-- START OF SUPPLIED DATA --
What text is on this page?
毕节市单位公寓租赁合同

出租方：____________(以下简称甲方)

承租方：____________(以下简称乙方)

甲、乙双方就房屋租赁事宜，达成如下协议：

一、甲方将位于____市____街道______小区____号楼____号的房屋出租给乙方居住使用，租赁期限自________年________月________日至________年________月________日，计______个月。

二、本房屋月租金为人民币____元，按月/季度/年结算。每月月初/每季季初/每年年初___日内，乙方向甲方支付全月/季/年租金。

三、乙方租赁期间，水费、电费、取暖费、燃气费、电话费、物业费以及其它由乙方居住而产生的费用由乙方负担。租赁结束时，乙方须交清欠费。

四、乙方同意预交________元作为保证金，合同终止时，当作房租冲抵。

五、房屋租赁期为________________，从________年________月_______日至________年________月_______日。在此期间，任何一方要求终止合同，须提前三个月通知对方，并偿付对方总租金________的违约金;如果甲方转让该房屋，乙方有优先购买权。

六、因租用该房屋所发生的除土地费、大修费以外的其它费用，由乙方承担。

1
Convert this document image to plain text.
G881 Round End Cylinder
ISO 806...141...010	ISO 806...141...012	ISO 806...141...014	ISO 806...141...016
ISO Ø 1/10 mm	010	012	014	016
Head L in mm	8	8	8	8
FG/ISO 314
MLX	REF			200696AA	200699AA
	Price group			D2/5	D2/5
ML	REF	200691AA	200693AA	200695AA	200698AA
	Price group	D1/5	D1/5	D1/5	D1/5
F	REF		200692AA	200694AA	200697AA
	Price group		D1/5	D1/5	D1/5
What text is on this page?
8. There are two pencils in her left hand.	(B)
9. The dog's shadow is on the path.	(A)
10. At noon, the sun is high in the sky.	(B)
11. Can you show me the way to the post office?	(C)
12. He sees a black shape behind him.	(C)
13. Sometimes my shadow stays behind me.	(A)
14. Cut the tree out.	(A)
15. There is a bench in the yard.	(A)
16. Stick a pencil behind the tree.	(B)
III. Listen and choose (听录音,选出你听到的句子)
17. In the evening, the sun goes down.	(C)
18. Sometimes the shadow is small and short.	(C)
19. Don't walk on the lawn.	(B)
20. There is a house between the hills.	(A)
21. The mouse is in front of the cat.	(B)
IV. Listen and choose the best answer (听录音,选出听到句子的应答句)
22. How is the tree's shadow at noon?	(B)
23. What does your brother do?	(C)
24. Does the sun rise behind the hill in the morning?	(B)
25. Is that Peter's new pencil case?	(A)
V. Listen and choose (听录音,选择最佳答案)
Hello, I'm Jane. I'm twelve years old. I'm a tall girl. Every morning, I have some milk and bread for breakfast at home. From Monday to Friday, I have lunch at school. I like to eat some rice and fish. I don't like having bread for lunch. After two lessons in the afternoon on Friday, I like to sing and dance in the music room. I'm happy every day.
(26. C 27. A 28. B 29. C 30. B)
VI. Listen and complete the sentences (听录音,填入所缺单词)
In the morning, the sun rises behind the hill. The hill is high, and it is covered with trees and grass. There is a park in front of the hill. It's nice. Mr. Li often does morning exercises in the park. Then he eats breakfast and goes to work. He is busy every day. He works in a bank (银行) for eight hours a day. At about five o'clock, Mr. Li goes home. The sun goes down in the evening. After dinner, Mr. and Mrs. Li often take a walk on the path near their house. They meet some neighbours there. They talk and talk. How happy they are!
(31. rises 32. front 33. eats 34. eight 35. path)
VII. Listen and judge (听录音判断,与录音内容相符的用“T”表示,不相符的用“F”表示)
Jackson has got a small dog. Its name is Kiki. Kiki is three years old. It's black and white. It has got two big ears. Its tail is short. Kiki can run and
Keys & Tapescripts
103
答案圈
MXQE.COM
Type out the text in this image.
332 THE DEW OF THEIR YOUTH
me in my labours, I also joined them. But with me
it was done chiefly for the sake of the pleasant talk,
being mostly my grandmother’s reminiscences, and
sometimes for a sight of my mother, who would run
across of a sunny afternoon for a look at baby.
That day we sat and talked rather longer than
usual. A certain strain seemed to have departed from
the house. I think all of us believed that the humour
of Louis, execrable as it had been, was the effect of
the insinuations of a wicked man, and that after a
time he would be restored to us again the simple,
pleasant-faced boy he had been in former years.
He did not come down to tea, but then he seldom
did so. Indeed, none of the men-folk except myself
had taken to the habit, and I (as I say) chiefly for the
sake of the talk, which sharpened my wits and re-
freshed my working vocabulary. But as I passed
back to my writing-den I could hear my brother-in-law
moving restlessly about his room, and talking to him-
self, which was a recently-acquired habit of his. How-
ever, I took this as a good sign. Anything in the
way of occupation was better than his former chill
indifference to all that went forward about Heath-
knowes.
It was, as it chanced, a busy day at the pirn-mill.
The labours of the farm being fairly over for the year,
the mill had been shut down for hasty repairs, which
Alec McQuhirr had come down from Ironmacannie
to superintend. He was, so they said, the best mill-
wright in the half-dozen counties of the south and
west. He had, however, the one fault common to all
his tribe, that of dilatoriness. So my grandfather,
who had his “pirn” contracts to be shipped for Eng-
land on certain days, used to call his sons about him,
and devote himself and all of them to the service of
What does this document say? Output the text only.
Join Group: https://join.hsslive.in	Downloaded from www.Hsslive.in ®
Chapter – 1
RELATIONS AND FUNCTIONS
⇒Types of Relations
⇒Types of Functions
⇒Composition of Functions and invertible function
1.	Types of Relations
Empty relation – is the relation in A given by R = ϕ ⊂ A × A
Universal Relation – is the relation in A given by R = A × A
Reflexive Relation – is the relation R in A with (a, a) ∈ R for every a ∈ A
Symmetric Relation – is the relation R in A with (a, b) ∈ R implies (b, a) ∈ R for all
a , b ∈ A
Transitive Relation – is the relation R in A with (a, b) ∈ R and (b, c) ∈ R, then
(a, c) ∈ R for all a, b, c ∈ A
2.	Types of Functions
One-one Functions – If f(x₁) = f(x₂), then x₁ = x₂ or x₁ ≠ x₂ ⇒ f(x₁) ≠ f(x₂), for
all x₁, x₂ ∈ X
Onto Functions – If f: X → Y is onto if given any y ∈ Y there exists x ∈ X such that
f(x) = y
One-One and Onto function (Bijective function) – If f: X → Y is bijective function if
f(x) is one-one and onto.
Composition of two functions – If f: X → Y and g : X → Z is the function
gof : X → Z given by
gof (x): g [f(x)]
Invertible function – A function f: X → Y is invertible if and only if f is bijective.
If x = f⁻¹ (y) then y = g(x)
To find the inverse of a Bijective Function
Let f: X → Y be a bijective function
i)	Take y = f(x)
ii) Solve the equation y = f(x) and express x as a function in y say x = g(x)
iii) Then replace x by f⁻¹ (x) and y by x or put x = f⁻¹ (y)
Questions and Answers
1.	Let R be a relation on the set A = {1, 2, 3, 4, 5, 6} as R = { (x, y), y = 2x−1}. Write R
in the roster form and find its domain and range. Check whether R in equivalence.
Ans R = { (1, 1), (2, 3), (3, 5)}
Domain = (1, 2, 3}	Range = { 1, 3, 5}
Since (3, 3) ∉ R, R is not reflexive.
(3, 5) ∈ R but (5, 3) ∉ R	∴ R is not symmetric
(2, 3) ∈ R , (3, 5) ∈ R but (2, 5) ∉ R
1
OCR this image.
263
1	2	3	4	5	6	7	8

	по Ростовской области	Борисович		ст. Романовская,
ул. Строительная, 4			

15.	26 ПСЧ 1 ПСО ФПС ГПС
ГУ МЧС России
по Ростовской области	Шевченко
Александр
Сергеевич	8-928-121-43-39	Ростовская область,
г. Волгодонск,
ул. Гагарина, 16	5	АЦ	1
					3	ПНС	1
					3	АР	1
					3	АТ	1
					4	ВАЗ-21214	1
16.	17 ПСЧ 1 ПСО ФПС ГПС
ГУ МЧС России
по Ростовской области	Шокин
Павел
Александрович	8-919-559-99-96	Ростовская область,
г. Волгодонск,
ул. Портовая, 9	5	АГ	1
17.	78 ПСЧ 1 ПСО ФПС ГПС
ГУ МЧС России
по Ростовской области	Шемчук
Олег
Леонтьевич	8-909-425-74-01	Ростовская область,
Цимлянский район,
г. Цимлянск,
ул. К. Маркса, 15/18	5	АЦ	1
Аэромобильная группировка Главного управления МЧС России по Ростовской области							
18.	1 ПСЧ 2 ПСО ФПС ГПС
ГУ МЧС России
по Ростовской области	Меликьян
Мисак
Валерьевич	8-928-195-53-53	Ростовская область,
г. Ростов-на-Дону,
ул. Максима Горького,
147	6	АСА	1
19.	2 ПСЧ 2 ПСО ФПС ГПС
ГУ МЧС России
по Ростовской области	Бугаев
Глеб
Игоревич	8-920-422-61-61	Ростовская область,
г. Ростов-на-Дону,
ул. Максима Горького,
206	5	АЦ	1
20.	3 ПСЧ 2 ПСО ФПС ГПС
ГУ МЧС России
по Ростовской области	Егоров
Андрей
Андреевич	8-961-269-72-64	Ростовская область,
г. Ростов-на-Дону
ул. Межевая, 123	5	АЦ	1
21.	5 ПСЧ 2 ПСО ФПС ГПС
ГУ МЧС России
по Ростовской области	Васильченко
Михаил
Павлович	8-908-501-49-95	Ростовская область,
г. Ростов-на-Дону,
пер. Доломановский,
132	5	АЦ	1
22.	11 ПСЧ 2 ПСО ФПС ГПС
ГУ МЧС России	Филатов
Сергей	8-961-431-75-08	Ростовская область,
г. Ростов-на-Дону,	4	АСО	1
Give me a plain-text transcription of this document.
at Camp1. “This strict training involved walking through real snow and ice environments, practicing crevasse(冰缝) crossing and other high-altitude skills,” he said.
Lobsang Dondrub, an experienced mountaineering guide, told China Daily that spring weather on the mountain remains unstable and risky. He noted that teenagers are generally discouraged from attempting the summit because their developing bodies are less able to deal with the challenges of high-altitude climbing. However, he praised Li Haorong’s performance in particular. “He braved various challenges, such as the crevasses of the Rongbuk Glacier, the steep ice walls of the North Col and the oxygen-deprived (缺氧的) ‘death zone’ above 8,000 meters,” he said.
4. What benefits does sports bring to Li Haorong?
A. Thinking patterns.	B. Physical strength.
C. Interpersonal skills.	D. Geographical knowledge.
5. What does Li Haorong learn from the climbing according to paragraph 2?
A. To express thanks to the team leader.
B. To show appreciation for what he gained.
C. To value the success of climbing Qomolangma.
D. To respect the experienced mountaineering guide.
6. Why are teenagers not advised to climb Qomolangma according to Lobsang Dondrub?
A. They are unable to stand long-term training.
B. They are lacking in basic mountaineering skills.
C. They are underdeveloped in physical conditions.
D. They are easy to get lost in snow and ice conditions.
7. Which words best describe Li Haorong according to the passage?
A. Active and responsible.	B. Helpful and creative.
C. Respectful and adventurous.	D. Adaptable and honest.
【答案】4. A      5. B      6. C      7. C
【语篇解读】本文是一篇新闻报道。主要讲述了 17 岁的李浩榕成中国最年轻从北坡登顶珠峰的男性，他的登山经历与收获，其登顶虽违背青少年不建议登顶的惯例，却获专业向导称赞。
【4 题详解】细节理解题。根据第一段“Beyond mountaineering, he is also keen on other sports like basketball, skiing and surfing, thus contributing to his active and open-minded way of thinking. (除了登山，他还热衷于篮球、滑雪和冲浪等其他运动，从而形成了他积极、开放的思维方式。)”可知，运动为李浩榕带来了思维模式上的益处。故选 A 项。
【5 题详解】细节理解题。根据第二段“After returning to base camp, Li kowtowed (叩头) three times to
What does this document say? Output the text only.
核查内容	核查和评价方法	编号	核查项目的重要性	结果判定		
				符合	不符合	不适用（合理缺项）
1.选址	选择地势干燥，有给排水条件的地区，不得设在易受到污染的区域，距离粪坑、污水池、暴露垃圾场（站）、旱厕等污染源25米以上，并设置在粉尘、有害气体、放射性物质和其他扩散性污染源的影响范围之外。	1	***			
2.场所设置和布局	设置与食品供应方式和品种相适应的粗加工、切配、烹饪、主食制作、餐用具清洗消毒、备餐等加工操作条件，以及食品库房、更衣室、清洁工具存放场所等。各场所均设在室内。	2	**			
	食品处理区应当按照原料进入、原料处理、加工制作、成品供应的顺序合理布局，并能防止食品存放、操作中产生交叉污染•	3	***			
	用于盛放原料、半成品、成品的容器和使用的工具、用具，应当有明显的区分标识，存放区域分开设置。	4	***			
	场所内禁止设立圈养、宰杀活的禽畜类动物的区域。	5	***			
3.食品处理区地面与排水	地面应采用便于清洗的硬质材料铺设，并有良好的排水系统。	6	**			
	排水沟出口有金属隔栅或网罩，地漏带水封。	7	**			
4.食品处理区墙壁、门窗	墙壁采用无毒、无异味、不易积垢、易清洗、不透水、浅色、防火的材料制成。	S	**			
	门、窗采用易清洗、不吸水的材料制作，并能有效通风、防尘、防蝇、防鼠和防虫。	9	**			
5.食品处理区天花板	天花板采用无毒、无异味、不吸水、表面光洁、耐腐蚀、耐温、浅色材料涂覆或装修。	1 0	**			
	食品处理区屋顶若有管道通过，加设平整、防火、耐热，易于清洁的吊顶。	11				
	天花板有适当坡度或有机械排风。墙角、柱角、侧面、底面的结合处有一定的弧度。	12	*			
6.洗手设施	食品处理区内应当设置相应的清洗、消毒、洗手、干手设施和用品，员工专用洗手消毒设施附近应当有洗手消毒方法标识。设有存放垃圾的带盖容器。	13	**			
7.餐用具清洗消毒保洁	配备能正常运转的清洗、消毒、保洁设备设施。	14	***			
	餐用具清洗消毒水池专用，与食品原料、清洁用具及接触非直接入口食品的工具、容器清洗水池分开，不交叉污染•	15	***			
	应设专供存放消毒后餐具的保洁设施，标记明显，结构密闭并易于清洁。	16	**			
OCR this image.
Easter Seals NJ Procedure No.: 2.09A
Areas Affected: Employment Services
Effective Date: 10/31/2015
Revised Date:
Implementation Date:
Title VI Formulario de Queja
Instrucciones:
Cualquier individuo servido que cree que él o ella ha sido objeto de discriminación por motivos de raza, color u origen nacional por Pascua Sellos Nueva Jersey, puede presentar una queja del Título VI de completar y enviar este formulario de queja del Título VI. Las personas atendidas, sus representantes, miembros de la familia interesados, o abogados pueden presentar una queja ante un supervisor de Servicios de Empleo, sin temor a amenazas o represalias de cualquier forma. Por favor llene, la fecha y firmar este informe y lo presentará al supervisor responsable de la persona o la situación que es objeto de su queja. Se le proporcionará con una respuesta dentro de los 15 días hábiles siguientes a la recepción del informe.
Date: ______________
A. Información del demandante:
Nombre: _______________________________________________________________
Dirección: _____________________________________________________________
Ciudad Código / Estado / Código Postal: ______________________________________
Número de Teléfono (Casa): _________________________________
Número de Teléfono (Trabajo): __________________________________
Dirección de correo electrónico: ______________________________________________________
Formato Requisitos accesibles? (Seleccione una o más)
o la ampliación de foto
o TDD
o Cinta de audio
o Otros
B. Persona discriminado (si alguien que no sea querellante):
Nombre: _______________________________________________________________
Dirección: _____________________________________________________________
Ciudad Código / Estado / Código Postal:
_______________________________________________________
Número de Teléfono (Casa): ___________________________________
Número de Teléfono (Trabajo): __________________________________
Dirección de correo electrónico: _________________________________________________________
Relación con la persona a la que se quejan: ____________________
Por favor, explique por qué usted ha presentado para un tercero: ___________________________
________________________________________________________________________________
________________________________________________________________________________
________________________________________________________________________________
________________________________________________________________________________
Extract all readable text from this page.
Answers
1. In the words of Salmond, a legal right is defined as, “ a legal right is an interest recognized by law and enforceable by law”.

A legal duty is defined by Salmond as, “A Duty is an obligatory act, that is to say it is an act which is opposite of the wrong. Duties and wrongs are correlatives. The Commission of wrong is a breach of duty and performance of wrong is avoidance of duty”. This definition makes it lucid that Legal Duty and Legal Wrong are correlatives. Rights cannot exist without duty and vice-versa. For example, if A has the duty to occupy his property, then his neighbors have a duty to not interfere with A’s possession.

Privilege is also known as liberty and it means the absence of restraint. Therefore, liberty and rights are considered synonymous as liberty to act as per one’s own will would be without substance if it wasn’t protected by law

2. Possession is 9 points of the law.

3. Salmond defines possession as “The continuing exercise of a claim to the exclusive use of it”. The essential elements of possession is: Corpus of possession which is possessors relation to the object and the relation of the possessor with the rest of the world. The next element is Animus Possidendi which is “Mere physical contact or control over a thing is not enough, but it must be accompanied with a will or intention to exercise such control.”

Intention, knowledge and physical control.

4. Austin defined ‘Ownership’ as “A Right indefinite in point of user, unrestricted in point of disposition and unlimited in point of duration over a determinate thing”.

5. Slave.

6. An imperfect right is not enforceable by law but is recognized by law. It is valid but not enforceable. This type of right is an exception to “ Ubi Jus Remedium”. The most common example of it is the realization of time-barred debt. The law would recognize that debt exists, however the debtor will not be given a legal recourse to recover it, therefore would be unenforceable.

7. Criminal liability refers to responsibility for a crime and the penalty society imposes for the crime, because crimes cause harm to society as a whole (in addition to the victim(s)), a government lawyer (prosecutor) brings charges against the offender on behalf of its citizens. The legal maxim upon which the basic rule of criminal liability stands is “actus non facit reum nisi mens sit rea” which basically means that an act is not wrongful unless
-- END OF SUPPLIED DATA --
▶ DIRECTIONS FOR THIS TASK:
Find the string "Lobsang" in the listing and return every line that holds it.

▶ CORRECT ANSWER:
Lobsang Dondrub, an experienced mountaineering guide, told China Daily that spring weather on the mountain remains unstable and risky. He noted that teenagers are generally discouraged from attempting the summit because their developing bodies are less able to deal with the challenges of high-altitude climbing. However, he praised Li Haorong’s performance in particular. “He braved various challenges, such as the crevasses of the Rongbuk Glacier, the steep ice walls of the North Col and the oxygen-deprived (缺氧的) ‘death zone’ above 8,000 meters,” he said.
6. Why are teenagers not advised to climb Qomolangma according to Lobsang Dondrub?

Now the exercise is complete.